Dataset records
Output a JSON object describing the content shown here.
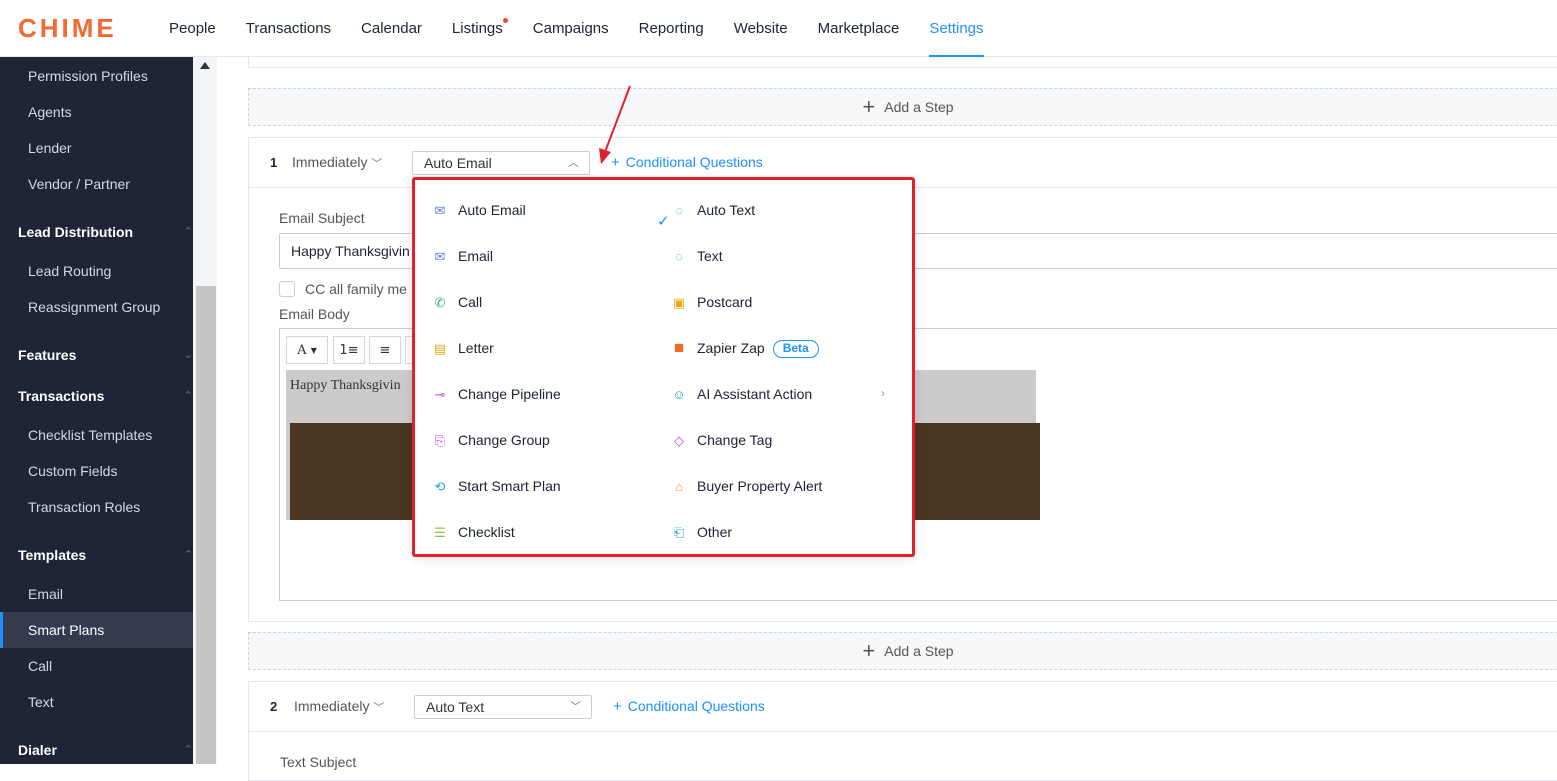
{
  "brand": {
    "logo": "CHIME",
    "accent": "#f16b35"
  },
  "topnav": {
    "items": [
      "People",
      "Transactions",
      "Calendar",
      "Listings",
      "Campaigns",
      "Reporting",
      "Website",
      "Marketplace",
      "Settings"
    ],
    "active": "Settings",
    "active_color": "#1e90ff"
  },
  "sidebar": {
    "items": [
      {
        "label": "Permission Profiles",
        "type": "item"
      },
      {
        "label": "Agents",
        "type": "item"
      },
      {
        "label": "Lender",
        "type": "item"
      },
      {
        "label": "Vendor / Partner",
        "type": "item"
      },
      {
        "label": "Lead Distribution",
        "type": "group"
      },
      {
        "label": "Lead Routing",
        "type": "item"
      },
      {
        "label": "Reassignment Group",
        "type": "item"
      },
      {
        "label": "Features",
        "type": "group"
      },
      {
        "label": "Transactions",
        "type": "group"
      },
      {
        "label": "Checklist Templates",
        "type": "item"
      },
      {
        "label": "Custom Fields",
        "type": "item"
      },
      {
        "label": "Transaction Roles",
        "type": "item"
      },
      {
        "label": "Templates",
        "type": "group"
      },
      {
        "label": "Email",
        "type": "item"
      },
      {
        "label": "Smart Plans",
        "type": "item",
        "active": true
      },
      {
        "label": "Call",
        "type": "item"
      },
      {
        "label": "Text",
        "type": "item"
      },
      {
        "label": "Dialer",
        "type": "group"
      }
    ]
  },
  "add_step": {
    "label": "Add a Step"
  },
  "step1": {
    "number": "1",
    "timing": "Immediately",
    "action": "Auto Email",
    "conditional": "Conditional Questions",
    "subject_label": "Email Subject",
    "subject_value": "Happy Thanksgivin",
    "cc_label": "CC all family me",
    "body_label": "Email Body",
    "body_text": "Happy Thanksgivin",
    "toolbar": {
      "font": "A",
      "ordered": "1≡",
      "bullet": "≡"
    }
  },
  "dropdown": {
    "items_left": [
      {
        "label": "Auto Email",
        "icon": "auto-email-icon",
        "glyph": "✉",
        "color": "#5b7bd5"
      },
      {
        "label": "Email",
        "icon": "email-icon",
        "glyph": "✉",
        "color": "#5b7bd5"
      },
      {
        "label": "Call",
        "icon": "phone-icon",
        "glyph": "✆",
        "color": "#3bb273"
      },
      {
        "label": "Letter",
        "icon": "letter-icon",
        "glyph": "▤",
        "color": "#e6a817"
      },
      {
        "label": "Change Pipeline",
        "icon": "pipeline-icon",
        "glyph": "⊸",
        "color": "#b44bd8"
      },
      {
        "label": "Change Group",
        "icon": "group-icon",
        "glyph": "⎘",
        "color": "#b44bd8"
      },
      {
        "label": "Start Smart Plan",
        "icon": "smart-plan-icon",
        "glyph": "⟲",
        "color": "#2aa5c8"
      },
      {
        "label": "Checklist",
        "icon": "checklist-icon",
        "glyph": "☰",
        "color": "#8bc34a"
      }
    ],
    "items_right": [
      {
        "label": "Auto Text",
        "icon": "auto-text-icon",
        "glyph": "◌",
        "color": "#2aa5c8"
      },
      {
        "label": "Text",
        "icon": "text-icon",
        "glyph": "◌",
        "color": "#2aa5c8"
      },
      {
        "label": "Postcard",
        "icon": "postcard-icon",
        "glyph": "▣",
        "color": "#e6a817"
      },
      {
        "label": "Zapier Zap",
        "icon": "zapier-icon",
        "glyph": "■",
        "color": "#f36b21",
        "badge": "Beta"
      },
      {
        "label": "AI Assistant Action",
        "icon": "ai-assistant-icon",
        "glyph": "☺",
        "color": "#2a8fd8",
        "submenu": true
      },
      {
        "label": "Change Tag",
        "icon": "tag-icon",
        "glyph": "◇",
        "color": "#b44bd8"
      },
      {
        "label": "Buyer Property Alert",
        "icon": "house-icon",
        "glyph": "⌂",
        "color": "#e6a817"
      },
      {
        "label": "Other",
        "icon": "other-icon",
        "glyph": "⎗",
        "color": "#2aa5c8"
      }
    ],
    "selected": "Auto Email",
    "highlight_color": "#e0202a"
  },
  "step2": {
    "number": "2",
    "timing": "Immediately",
    "action": "Auto Text",
    "conditional": "Conditional Questions",
    "subject_label": "Text Subject"
  }
}
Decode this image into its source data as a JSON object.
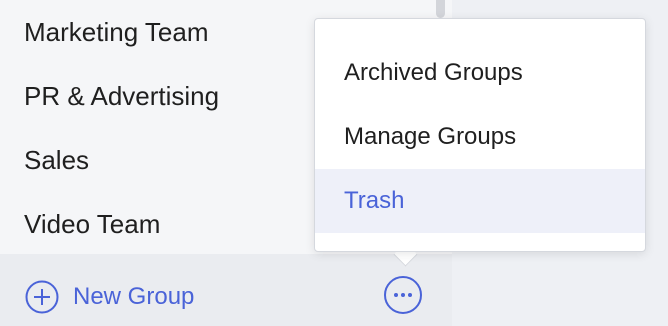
{
  "sidebar": {
    "groups": [
      {
        "label": "Marketing Team"
      },
      {
        "label": "PR & Advertising"
      },
      {
        "label": "Sales"
      },
      {
        "label": "Video Team"
      }
    ],
    "footer": {
      "new_group_label": "New Group",
      "new_group_icon": "plus-circle-icon",
      "more_icon": "more-horizontal-icon"
    }
  },
  "menu": {
    "items": [
      {
        "label": "Archived Groups"
      },
      {
        "label": "Manage Groups"
      },
      {
        "label": "Trash",
        "state": "highlighted"
      }
    ]
  },
  "colors": {
    "accent": "#4a63d8",
    "highlight_bg": "#eef0f9",
    "sidebar_bg": "#f5f6f8",
    "footer_bg": "#eaecf0"
  }
}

* _EXERCISE GOAL_
Report only the number of lines in the records that include the word "object".

* _RESPONSE TO THIS TASK_
2